No último dia 24, a sede da Rádio Nova FM foi incendiada durante a madrugada. De acordo com relato do proprietário do veículo de comunicação, Genilson José Alencar, uma pedra foi utilizada para quebrar a porta de vidro Blindex do local. Depois de invadirem o local, os criminosos atearam fogo. O atentado teria sido motivado por conta do posicionamento da rádio, que foi contra o fechamento da estrada que dá acesso ao distrito de União Bandeirantes.

O caso envolvendo os atentados ao portal Rondoniaovivo e à Rádio Nova FM estão sob investigação da Polícia Federal de Rondônia, pela suspeita de serem crimes por motivação política. A reportagem da Amazônia Real contactou o superintendente da PF no estado, Rafael Dantas, para obter informações sobre o andamento das investigações. Dantas disse que todos os casos estão sob investigação, mas por ora eles são considerados sigilosos.

Registros contidos em um conjunto de dados:
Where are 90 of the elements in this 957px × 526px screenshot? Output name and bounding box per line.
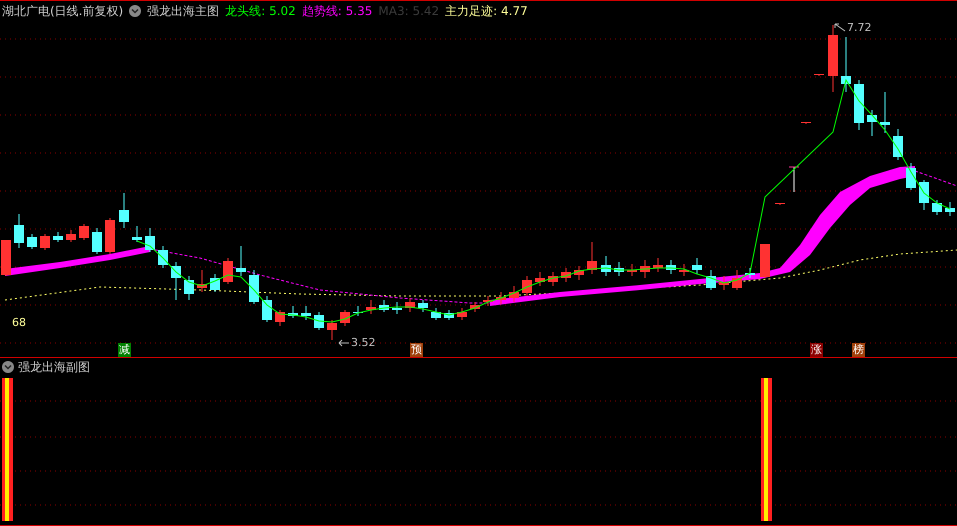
- falling-candle: [854, 80, 864, 130]
- falling-candle: [236, 246, 246, 276]
- rising-candle: [483, 296, 493, 306]
- falling-candle: [906, 162, 916, 190]
- rising-candle: [496, 292, 506, 304]
- falling-candle: [210, 274, 220, 292]
- rising-candle: [775, 202, 785, 206]
- high-price-label: 7.72: [847, 20, 872, 36]
- level-label: 68: [12, 315, 26, 331]
- rising-candle: [197, 270, 207, 292]
- falling-candle: [601, 256, 611, 276]
- falling-candle: [932, 200, 942, 216]
- rising-candle: [548, 272, 558, 286]
- falling-candle: [27, 234, 37, 250]
- rising-candle: [801, 122, 811, 124]
- rising-candle: [275, 310, 285, 326]
- rising-candle: [828, 24, 838, 92]
- falling-candle: [692, 258, 702, 274]
- rising-candle: [509, 286, 519, 302]
- rising-candle: [405, 298, 415, 312]
- arrow-icon: [834, 23, 846, 34]
- falling-candle: [14, 214, 24, 248]
- rising-candle: [719, 276, 729, 290]
- dropdown-icon[interactable]: [2, 360, 14, 372]
- rising-candle: [79, 224, 89, 240]
- falling-candle: [418, 300, 428, 312]
- rising-candle: [66, 230, 76, 242]
- falling-candle: [314, 312, 324, 330]
- falling-candle: [145, 228, 155, 252]
- rising-candle: [653, 258, 663, 272]
- rising-candle: [105, 218, 115, 254]
- falling-candle: [444, 310, 454, 320]
- rising-candle: [40, 234, 50, 250]
- rising-candle: [814, 74, 824, 76]
- rising-candle: [627, 264, 637, 276]
- arrow-icon: [338, 339, 350, 348]
- signal-badge: 涨: [810, 343, 823, 357]
- rising-candle: [587, 242, 597, 274]
- falling-candle: [132, 226, 142, 242]
- indicator-title: 强龙出海主图: [147, 2, 220, 20]
- falling-candle: [666, 260, 676, 274]
- signal-badge: 预: [410, 343, 423, 357]
- falling-candle: [184, 276, 194, 300]
- legend-item: 趋势线: 5.35: [302, 2, 372, 20]
- rising-candle: [760, 244, 770, 278]
- falling-candle: [919, 180, 929, 210]
- low-price-label: 3.52: [351, 335, 376, 351]
- rising-candle: [561, 268, 571, 282]
- legend-item: 主力足迹: 4.77: [445, 2, 528, 20]
- falling-candle: [945, 202, 955, 216]
- legend-item: 龙头线: 5.02: [225, 2, 296, 20]
- rising-candle: [470, 302, 480, 312]
- falling-candle: [431, 308, 441, 320]
- rising-candle: [327, 320, 337, 340]
- rising-candle: [732, 270, 742, 290]
- falling-candle: [614, 262, 624, 276]
- rising-candle: [457, 308, 467, 320]
- falling-candle: [880, 92, 890, 134]
- rising-candle: [522, 276, 532, 296]
- falling-candle: [867, 110, 877, 136]
- falling-candle: [893, 128, 903, 160]
- rising-candle: [366, 300, 376, 314]
- falling-candle: [53, 232, 63, 242]
- falling-candle: [92, 228, 102, 254]
- rising-candle: [640, 260, 650, 278]
- signal-badge: 减: [118, 343, 131, 357]
- falling-candle: [392, 302, 402, 314]
- rising-candle: [574, 266, 584, 280]
- falling-candle: [706, 270, 716, 290]
- falling-candle: [262, 296, 272, 322]
- rising-candle: [223, 258, 233, 284]
- falling-candle: [288, 306, 298, 318]
- falling-candle: [249, 270, 259, 304]
- dropdown-icon[interactable]: [129, 4, 142, 16]
- falling-candle: [301, 306, 311, 320]
- falling-candle: [119, 192, 129, 228]
- rising-candle: [535, 272, 545, 286]
- signal-badge: 榜: [852, 343, 865, 357]
- falling-candle: [745, 268, 755, 278]
- falling-candle: [158, 246, 168, 268]
- falling-candle: [171, 262, 181, 300]
- rising-candle: [679, 264, 689, 276]
- falling-candle: [379, 300, 389, 312]
- rising-candle: [1, 240, 11, 276]
- falling-candle: [841, 36, 851, 92]
- falling-candle: [353, 306, 363, 316]
- rising-candle: [340, 310, 350, 326]
- sub-chart-title: 强龙出海副图: [18, 358, 90, 376]
- legend-item: MA3: 5.42: [378, 2, 440, 20]
- stock-title: 湖北广电(日线.前复权): [2, 2, 124, 20]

Desafios |
• A. Transcreva do trecho sobre o incêndio na Rádio Nova FM a parte entre "No último dia" e "de União Bandeirantes.", inclusive.
• B. No trecho sobre o incêndio na Rádio Nova FM, que objeto foi usado para quebrar a porta de vidro?

Respostas por tarefa |
• A.
No último dia 24, a sede da Rádio Nova FM foi incendiada durante a madrugada. De acordo com relato do proprietário do veículo de comunicação, Genilson José Alencar, uma pedra foi utilizada para quebrar a porta de vidro Blindex do local. Depois de invadirem o local, os criminosos atearam fogo. O atentado teria sido motivado por conta do posicionamento da rádio, que foi contra o fechamento da estrada que dá acesso ao distrito de União Bandeirantes.

• B. Uma pedra.